- _Exercise directions_: Output the material below in full, exactly as it is.

<<<<

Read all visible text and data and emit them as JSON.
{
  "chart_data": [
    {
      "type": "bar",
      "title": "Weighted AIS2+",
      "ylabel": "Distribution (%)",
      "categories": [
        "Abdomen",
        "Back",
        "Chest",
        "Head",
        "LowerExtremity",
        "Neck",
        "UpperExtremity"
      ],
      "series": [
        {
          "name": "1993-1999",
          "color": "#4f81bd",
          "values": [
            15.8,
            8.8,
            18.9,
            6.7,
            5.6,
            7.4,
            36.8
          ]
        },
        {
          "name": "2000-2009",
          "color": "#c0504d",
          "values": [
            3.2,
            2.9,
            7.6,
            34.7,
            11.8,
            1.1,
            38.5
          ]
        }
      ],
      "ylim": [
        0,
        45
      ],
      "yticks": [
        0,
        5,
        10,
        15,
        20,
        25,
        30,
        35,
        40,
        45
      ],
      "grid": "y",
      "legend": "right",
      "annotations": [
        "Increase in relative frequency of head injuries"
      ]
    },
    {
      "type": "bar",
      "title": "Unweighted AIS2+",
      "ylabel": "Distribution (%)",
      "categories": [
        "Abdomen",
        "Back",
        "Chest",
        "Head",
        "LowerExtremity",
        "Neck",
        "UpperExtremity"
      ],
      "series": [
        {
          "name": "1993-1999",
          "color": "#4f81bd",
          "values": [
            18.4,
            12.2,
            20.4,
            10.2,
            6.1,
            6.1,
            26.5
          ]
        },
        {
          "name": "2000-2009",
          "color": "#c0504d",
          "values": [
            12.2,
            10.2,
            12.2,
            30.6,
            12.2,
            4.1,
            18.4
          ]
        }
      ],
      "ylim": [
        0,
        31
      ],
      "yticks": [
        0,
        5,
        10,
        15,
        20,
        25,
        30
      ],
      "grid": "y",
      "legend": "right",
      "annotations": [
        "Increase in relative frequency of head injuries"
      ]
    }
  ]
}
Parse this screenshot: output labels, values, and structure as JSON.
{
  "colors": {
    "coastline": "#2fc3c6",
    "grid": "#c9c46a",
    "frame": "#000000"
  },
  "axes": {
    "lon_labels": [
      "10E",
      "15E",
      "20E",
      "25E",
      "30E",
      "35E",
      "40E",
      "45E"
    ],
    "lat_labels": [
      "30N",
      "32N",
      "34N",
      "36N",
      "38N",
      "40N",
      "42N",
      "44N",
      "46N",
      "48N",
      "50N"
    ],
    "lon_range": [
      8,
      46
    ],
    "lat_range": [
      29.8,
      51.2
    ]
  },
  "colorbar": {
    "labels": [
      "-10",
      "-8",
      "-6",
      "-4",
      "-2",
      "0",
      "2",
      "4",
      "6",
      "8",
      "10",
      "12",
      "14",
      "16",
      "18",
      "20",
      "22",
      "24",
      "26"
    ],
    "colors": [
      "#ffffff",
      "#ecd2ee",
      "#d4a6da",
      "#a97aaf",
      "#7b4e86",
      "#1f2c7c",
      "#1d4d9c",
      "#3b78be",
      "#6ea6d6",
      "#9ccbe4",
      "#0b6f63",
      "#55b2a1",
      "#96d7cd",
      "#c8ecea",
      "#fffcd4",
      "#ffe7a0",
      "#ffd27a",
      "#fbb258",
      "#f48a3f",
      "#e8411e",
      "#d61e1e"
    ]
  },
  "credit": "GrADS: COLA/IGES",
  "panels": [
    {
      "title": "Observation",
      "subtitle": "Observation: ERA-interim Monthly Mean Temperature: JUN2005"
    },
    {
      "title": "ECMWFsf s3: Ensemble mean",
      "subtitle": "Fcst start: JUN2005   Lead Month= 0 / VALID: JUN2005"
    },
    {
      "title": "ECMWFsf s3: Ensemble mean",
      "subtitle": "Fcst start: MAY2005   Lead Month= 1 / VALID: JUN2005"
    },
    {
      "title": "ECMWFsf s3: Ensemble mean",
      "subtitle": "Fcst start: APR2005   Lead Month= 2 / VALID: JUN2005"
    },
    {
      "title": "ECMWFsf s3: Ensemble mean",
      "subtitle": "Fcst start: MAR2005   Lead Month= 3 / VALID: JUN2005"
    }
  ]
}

>>>>

- _Finished exercise_:
Read all visible text and data and emit them as JSON.
{
  "chart_data": [
    {
      "type": "bar",
      "title": "Weighted AIS2+",
      "ylabel": "Distribution (%)",
      "categories": [
        "Abdomen",
        "Back",
        "Chest",
        "Head",
        "LowerExtremity",
        "Neck",
        "UpperExtremity"
      ],
      "series": [
        {
          "name": "1993-1999",
          "color": "#4f81bd",
          "values": [
            15.8,
            8.8,
            18.9,
            6.7,
            5.6,
            7.4,
            36.8
          ]
        },
        {
          "name": "2000-2009",
          "color": "#c0504d",
          "values": [
            3.2,
            2.9,
            7.6,
            34.7,
            11.8,
            1.1,
            38.5
          ]
        }
      ],
      "ylim": [
        0,
        45
      ],
      "yticks": [
        0,
        5,
        10,
        15,
        20,
        25,
        30,
        35,
        40,
        45
      ],
      "grid": "y",
      "legend": "right",
      "annotations": [
        "Increase in relative frequency of head injuries"
      ]
    },
    {
      "type": "bar",
      "title": "Unweighted AIS2+",
      "ylabel": "Distribution (%)",
      "categories": [
        "Abdomen",
        "Back",
        "Chest",
        "Head",
        "LowerExtremity",
        "Neck",
        "UpperExtremity"
      ],
      "series": [
        {
          "name": "1993-1999",
          "color": "#4f81bd",
          "values": [
            18.4,
            12.2,
            20.4,
            10.2,
            6.1,
            6.1,
            26.5
          ]
        },
        {
          "name": "2000-2009",
          "color": "#c0504d",
          "values": [
            12.2,
            10.2,
            12.2,
            30.6,
            12.2,
            4.1,
            18.4
          ]
        }
      ],
      "ylim": [
        0,
        31
      ],
      "yticks": [
        0,
        5,
        10,
        15,
        20,
        25,
        30
      ],
      "grid": "y",
      "legend": "right",
      "annotations": [
        "Increase in relative frequency of head injuries"
      ]
    }
  ]
}
Parse this screenshot: output labels, values, and structure as JSON.
{
  "colors": {
    "coastline": "#2fc3c6",
    "grid": "#c9c46a",
    "frame": "#000000"
  },
  "axes": {
    "lon_labels": [
      "10E",
      "15E",
      "20E",
      "25E",
      "30E",
      "35E",
      "40E",
      "45E"
    ],
    "lat_labels": [
      "30N",
      "32N",
      "34N",
      "36N",
      "38N",
      "40N",
      "42N",
      "44N",
      "46N",
      "48N",
      "50N"
    ],
    "lon_range": [
      8,
      46
    ],
    "lat_range": [
      29.8,
      51.2
    ]
  },
  "colorbar": {
    "labels": [
      "-10",
      "-8",
      "-6",
      "-4",
      "-2",
      "0",
      "2",
      "4",
      "6",
      "8",
      "10",
      "12",
      "14",
      "16",
      "18",
      "20",
      "22",
      "24",
      "26"
    ],
    "colors": [
      "#ffffff",
      "#ecd2ee",
      "#d4a6da",
      "#a97aaf",
      "#7b4e86",
      "#1f2c7c",
      "#1d4d9c",
      "#3b78be",
      "#6ea6d6",
      "#9ccbe4",
      "#0b6f63",
      "#55b2a1",
      "#96d7cd",
      "#c8ecea",
      "#fffcd4",
      "#ffe7a0",
      "#ffd27a",
      "#fbb258",
      "#f48a3f",
      "#e8411e",
      "#d61e1e"
    ]
  },
  "credit": "GrADS: COLA/IGES",
  "panels": [
    {
      "title": "Observation",
      "subtitle": "Observation: ERA-interim Monthly Mean Temperature: JUN2005"
    },
    {
      "title": "ECMWFsf s3: Ensemble mean",
      "subtitle": "Fcst start: JUN2005   Lead Month= 0 / VALID: JUN2005"
    },
    {
      "title": "ECMWFsf s3: Ensemble mean",
      "subtitle": "Fcst start: MAY2005   Lead Month= 1 / VALID: JUN2005"
    },
    {
      "title": "ECMWFsf s3: Ensemble mean",
      "subtitle": "Fcst start: APR2005   Lead Month= 2 / VALID: JUN2005"
    },
    {
      "title": "ECMWFsf s3: Ensemble mean",
      "subtitle": "Fcst start: MAR2005   Lead Month= 3 / VALID: JUN2005"
    }
  ]
}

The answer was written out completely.